--- Begin Stored data ---
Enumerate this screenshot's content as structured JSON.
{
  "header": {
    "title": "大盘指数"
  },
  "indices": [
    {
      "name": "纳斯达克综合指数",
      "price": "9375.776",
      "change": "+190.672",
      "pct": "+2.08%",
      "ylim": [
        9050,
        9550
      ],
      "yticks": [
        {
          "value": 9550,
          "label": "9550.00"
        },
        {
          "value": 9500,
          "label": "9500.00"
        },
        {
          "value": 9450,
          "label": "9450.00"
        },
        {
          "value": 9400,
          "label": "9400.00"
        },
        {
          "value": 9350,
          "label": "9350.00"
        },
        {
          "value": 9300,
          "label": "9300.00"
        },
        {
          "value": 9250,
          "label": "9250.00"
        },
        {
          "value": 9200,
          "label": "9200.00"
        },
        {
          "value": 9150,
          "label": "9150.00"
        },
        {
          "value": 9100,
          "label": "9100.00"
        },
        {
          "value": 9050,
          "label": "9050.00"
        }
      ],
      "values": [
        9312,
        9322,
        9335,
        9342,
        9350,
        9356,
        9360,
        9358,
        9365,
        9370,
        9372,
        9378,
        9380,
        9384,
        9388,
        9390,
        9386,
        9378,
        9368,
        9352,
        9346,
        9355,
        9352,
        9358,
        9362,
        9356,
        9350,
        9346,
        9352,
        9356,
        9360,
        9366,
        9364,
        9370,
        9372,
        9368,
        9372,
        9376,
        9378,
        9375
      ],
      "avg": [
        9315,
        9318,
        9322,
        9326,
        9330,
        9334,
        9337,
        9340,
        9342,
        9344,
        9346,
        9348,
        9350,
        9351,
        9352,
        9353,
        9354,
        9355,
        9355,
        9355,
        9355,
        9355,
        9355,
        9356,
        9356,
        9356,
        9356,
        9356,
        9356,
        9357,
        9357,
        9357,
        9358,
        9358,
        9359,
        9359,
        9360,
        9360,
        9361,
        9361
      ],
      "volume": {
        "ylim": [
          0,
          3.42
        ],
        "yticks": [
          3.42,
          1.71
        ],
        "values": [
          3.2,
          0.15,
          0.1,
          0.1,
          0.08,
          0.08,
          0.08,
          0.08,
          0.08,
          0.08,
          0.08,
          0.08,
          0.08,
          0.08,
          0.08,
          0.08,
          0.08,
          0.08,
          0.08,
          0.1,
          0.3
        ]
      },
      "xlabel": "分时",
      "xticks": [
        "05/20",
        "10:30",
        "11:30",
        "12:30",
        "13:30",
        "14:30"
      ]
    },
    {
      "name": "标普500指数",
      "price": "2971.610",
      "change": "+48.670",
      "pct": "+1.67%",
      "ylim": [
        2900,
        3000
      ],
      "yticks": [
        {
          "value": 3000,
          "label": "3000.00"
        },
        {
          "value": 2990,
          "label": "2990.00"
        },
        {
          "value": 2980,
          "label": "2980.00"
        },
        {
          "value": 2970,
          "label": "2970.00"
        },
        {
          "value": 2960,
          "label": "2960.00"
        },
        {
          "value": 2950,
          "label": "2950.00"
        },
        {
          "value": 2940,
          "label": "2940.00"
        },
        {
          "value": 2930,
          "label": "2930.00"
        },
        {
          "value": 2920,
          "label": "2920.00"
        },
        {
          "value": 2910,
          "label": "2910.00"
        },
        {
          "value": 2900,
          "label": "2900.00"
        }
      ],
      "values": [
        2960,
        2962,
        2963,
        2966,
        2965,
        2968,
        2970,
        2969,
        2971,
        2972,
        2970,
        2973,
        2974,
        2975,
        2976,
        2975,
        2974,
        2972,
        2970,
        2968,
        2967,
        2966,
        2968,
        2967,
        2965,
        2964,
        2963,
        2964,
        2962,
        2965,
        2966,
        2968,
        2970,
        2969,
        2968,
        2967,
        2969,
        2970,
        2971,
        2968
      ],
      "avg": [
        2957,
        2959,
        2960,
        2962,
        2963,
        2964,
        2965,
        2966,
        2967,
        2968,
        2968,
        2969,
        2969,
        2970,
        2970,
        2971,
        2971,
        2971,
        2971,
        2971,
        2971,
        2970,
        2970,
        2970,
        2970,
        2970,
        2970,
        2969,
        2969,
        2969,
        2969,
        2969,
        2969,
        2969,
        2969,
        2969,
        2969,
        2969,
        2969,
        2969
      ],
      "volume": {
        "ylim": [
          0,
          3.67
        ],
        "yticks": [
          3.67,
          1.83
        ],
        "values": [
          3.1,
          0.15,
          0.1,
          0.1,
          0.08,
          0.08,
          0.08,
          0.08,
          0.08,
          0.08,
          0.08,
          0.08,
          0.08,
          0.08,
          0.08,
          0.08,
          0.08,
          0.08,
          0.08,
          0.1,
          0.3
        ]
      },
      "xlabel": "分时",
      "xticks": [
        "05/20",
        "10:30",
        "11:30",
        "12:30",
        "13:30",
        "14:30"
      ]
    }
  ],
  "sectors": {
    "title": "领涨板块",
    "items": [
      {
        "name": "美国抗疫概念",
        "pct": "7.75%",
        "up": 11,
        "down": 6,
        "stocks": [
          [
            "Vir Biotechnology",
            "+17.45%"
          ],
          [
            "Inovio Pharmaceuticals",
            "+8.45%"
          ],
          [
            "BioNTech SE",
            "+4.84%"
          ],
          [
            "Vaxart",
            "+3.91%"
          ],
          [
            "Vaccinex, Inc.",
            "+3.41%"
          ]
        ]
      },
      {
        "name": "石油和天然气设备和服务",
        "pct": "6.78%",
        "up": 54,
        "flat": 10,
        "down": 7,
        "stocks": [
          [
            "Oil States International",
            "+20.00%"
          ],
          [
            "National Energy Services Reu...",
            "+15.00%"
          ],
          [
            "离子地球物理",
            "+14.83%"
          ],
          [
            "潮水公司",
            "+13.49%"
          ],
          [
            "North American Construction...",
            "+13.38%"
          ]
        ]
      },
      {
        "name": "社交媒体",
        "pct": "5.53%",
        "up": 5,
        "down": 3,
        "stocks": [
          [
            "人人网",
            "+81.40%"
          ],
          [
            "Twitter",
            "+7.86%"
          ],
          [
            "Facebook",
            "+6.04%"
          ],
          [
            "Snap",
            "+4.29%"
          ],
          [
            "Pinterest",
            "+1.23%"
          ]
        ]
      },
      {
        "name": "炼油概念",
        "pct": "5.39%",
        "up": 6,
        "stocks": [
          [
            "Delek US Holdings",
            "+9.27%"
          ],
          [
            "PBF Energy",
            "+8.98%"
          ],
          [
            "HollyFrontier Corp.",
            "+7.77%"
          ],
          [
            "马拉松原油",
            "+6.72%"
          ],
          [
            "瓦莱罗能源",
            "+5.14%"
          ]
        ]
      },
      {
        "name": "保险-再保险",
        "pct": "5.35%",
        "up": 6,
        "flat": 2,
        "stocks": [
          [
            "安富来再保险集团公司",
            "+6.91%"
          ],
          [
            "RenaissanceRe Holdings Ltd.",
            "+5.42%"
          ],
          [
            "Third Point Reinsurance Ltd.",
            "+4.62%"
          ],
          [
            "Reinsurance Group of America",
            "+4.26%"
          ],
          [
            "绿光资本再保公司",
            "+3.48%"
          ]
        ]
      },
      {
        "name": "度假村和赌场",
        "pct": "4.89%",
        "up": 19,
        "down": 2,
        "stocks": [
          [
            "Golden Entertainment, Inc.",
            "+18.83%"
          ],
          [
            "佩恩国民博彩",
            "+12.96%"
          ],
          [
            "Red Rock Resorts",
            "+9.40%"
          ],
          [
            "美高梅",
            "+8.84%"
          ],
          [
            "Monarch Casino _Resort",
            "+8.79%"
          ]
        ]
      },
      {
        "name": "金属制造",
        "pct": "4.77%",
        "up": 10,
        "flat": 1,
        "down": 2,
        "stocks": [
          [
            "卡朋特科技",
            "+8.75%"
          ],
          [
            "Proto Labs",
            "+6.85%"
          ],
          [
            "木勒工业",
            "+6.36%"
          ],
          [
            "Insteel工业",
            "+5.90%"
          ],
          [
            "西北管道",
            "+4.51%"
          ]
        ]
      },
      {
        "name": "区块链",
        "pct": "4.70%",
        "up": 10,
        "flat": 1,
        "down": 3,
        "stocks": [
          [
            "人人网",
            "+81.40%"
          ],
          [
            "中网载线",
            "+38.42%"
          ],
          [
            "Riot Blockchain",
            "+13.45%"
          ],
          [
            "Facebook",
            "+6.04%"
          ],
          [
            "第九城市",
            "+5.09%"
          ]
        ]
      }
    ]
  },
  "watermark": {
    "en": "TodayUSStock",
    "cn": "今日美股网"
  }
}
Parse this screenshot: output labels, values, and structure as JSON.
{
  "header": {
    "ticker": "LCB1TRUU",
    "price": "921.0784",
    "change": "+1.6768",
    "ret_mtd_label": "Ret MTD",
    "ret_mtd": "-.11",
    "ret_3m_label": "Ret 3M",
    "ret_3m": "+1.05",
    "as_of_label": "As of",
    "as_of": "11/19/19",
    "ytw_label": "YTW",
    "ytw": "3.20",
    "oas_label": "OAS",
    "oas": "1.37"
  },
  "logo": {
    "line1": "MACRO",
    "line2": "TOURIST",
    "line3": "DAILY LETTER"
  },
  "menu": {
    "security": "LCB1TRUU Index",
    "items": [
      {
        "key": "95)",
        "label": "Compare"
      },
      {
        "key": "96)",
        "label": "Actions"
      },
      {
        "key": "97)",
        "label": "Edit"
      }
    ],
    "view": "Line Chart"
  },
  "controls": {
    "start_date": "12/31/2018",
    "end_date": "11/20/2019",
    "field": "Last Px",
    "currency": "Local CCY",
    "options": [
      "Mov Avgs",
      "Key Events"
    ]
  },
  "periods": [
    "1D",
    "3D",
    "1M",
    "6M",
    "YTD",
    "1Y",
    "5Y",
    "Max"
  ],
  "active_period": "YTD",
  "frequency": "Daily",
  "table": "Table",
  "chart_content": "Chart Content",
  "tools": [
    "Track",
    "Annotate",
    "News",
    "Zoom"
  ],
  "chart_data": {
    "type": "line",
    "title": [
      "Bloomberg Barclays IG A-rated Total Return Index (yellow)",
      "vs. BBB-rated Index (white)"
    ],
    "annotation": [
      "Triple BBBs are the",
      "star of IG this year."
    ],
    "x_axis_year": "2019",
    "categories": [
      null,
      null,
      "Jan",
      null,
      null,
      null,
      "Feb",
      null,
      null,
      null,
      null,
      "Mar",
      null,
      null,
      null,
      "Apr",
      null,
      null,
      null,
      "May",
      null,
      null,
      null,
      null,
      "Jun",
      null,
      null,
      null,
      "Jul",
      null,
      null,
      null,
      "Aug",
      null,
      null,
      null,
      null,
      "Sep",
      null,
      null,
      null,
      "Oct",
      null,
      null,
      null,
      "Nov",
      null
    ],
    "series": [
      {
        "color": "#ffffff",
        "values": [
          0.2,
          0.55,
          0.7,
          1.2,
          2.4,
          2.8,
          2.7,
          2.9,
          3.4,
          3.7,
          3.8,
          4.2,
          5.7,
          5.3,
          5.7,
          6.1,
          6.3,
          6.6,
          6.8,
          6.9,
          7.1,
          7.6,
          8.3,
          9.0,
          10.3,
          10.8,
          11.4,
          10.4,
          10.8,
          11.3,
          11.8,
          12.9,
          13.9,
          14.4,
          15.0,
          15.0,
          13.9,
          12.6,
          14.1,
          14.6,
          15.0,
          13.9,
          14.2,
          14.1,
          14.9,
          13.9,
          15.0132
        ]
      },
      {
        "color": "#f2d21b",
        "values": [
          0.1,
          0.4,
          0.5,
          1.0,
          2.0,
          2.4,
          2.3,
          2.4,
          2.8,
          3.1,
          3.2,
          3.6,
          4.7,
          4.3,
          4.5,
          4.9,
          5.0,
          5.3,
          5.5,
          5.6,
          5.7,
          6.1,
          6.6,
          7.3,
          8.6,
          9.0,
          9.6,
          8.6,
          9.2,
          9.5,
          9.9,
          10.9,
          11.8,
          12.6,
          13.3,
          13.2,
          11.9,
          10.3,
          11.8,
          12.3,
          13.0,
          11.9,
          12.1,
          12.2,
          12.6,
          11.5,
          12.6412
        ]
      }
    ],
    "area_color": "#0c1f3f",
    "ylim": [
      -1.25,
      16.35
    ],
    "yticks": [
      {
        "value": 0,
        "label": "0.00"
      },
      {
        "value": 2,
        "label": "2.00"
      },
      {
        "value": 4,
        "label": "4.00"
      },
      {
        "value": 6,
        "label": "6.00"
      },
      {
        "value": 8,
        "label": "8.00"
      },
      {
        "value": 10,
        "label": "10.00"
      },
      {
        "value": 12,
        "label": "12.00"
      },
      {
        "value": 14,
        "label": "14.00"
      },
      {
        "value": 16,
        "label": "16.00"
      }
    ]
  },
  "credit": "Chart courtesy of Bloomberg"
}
--- End Stored data ---
Give only the number of lines above that hold the string "this".

3